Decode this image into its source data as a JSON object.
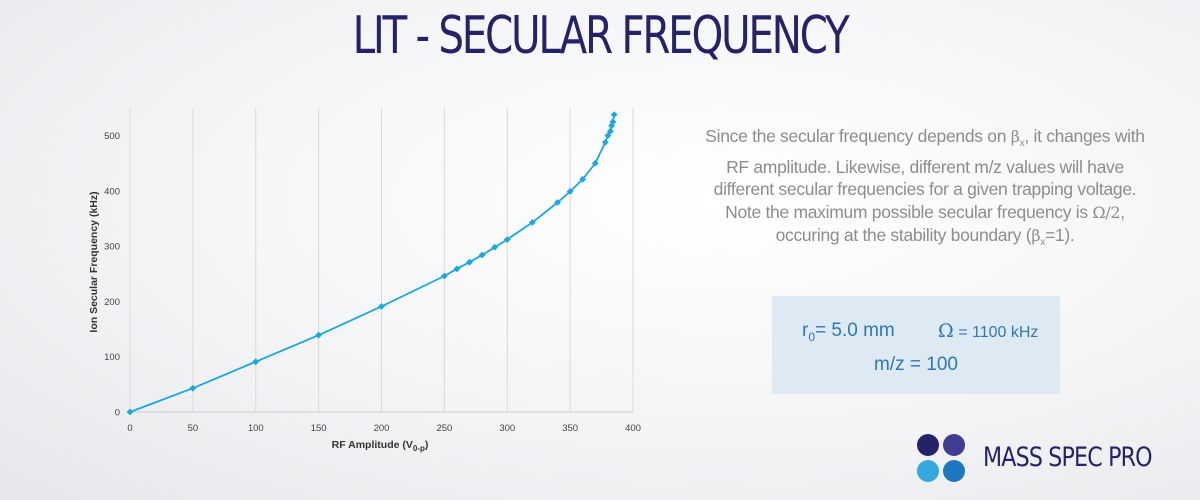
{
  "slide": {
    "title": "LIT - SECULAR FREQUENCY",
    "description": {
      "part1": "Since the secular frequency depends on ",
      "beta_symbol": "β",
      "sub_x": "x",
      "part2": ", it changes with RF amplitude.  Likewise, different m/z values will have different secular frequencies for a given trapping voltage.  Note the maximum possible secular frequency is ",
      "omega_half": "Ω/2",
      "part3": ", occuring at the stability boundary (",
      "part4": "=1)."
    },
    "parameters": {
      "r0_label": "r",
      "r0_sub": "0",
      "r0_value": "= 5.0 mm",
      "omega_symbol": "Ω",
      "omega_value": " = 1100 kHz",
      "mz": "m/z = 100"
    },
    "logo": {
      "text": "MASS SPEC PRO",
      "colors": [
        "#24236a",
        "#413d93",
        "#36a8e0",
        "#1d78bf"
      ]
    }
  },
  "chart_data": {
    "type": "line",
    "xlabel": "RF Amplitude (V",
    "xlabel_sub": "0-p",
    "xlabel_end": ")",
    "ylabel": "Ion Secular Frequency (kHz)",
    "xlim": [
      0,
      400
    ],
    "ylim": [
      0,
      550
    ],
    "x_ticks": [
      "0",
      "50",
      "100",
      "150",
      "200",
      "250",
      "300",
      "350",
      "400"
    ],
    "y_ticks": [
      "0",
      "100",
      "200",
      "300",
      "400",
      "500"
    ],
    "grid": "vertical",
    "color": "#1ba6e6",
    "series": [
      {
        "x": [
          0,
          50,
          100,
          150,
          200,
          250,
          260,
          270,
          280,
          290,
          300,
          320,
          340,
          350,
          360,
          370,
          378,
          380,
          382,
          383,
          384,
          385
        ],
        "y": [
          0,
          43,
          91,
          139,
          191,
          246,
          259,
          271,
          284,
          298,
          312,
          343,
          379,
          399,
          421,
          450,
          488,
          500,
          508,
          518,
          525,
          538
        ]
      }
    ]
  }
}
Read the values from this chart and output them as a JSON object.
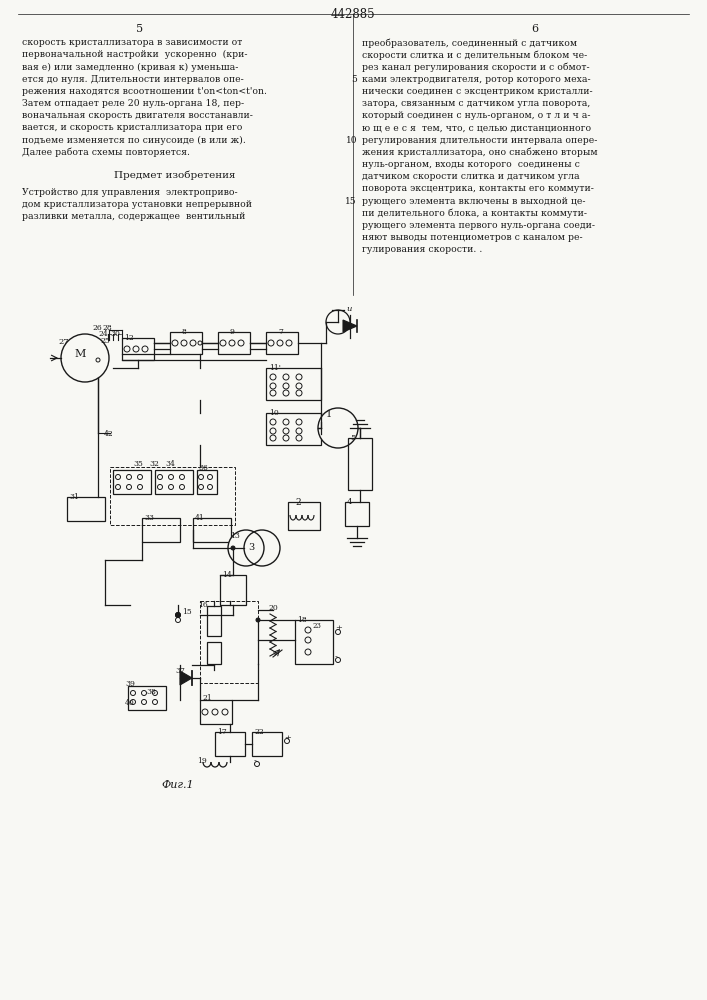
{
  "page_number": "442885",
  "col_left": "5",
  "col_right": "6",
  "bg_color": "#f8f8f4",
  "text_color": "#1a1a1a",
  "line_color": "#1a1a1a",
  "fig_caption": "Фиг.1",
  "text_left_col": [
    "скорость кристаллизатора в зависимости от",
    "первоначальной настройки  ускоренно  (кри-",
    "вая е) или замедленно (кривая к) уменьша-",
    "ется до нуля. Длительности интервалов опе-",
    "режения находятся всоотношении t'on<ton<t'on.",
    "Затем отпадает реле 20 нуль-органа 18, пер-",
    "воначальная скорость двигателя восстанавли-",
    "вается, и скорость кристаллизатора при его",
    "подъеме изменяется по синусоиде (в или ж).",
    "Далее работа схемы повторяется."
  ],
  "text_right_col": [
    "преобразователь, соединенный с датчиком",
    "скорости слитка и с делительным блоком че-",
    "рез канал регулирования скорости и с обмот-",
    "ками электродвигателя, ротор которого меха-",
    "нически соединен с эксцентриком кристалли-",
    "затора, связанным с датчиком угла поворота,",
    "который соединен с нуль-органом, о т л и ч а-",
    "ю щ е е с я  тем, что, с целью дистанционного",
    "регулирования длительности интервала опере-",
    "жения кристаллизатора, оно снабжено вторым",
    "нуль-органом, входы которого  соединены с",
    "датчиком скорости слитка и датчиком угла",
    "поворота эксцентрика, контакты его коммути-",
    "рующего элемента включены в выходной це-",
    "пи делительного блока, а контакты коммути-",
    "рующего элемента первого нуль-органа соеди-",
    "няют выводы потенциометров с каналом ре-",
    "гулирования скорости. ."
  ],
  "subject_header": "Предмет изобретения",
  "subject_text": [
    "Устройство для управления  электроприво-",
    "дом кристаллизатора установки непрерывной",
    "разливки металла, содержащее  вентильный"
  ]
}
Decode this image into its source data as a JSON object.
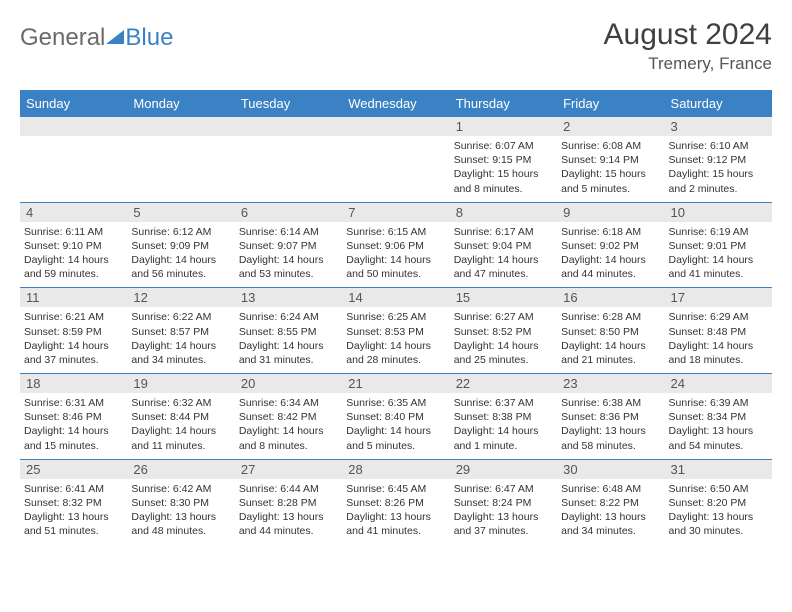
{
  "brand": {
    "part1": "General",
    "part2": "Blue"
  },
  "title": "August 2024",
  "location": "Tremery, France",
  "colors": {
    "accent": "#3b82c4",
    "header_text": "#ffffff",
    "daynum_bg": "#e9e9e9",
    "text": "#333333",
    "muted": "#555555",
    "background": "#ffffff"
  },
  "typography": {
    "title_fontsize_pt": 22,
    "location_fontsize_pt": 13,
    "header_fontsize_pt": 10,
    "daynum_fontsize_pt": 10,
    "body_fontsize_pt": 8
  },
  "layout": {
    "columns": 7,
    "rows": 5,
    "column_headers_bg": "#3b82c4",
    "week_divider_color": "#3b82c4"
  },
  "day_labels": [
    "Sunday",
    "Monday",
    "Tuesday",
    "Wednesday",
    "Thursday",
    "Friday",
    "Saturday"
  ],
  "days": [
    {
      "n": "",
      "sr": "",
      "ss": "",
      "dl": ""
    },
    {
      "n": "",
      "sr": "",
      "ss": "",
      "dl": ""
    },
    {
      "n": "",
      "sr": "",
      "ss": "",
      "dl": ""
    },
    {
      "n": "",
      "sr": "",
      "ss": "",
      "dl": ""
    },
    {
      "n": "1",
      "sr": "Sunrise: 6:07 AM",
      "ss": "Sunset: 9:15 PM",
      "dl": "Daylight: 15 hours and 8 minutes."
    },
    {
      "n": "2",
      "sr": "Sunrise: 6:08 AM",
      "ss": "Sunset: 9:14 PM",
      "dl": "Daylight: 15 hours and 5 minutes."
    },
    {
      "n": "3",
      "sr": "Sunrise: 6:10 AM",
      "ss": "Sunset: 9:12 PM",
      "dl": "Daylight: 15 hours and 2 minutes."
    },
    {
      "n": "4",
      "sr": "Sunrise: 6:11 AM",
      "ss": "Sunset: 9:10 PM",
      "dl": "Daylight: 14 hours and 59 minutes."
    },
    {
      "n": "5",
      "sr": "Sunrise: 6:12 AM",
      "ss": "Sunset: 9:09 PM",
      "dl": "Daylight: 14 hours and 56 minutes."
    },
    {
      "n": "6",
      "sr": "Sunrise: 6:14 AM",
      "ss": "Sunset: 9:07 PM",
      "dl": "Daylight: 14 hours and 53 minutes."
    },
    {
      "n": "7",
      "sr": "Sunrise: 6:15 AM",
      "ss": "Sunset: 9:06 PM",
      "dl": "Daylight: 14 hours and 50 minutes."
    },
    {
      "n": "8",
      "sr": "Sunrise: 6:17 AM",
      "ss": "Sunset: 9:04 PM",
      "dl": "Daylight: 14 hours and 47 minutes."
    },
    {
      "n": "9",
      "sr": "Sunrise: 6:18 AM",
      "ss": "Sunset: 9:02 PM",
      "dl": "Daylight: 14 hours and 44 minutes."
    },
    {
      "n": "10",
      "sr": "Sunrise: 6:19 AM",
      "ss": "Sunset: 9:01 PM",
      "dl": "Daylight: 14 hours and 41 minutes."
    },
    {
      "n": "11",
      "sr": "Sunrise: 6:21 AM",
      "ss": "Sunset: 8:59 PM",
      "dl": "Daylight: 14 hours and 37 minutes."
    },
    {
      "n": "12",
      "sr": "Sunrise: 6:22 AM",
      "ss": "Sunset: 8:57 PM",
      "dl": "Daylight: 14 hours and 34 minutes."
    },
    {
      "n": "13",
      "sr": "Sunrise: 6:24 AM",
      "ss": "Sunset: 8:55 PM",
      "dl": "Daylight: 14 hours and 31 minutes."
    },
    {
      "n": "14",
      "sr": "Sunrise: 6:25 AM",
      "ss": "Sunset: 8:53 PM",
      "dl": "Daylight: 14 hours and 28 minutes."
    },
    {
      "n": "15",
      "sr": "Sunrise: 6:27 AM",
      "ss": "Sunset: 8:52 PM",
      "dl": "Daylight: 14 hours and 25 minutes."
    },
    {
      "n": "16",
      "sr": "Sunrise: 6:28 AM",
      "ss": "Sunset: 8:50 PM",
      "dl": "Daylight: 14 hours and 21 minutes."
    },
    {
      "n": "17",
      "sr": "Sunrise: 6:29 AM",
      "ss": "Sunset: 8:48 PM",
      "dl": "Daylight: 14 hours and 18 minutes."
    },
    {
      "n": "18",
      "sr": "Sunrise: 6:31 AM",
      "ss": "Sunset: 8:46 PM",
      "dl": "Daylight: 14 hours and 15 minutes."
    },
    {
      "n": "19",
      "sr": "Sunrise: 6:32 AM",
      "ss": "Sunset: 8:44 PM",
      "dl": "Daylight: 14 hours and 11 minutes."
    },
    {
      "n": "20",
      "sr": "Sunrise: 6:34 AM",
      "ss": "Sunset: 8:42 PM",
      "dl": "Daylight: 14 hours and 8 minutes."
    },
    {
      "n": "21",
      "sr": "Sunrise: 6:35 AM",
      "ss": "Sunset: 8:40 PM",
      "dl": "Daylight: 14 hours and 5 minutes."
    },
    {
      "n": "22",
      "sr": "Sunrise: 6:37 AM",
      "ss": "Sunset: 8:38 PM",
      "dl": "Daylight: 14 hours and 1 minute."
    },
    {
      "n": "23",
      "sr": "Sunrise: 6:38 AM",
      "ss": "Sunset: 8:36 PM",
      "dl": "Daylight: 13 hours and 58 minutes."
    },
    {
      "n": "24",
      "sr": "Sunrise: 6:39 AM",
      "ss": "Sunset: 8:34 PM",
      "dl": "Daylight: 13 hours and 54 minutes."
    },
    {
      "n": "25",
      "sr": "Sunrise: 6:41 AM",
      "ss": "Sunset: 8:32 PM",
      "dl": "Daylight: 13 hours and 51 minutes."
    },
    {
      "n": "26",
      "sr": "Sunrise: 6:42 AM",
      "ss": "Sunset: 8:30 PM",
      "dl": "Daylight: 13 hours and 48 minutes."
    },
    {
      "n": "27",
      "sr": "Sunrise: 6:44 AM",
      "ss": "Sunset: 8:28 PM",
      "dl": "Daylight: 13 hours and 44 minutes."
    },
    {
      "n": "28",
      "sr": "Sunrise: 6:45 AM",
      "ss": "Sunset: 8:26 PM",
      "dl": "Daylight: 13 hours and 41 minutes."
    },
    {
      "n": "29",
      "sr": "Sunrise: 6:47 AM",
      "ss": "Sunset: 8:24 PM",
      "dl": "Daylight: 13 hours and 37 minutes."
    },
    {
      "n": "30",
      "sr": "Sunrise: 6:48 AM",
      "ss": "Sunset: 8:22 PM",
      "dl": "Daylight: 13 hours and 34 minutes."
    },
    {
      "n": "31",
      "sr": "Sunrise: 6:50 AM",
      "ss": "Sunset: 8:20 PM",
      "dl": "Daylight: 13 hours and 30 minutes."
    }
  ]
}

****************************************

EXERCISE:
The required output is the number of lines containing the word "скорости", and nothing besides.

RESPONSE TO THE EXERCISE:
4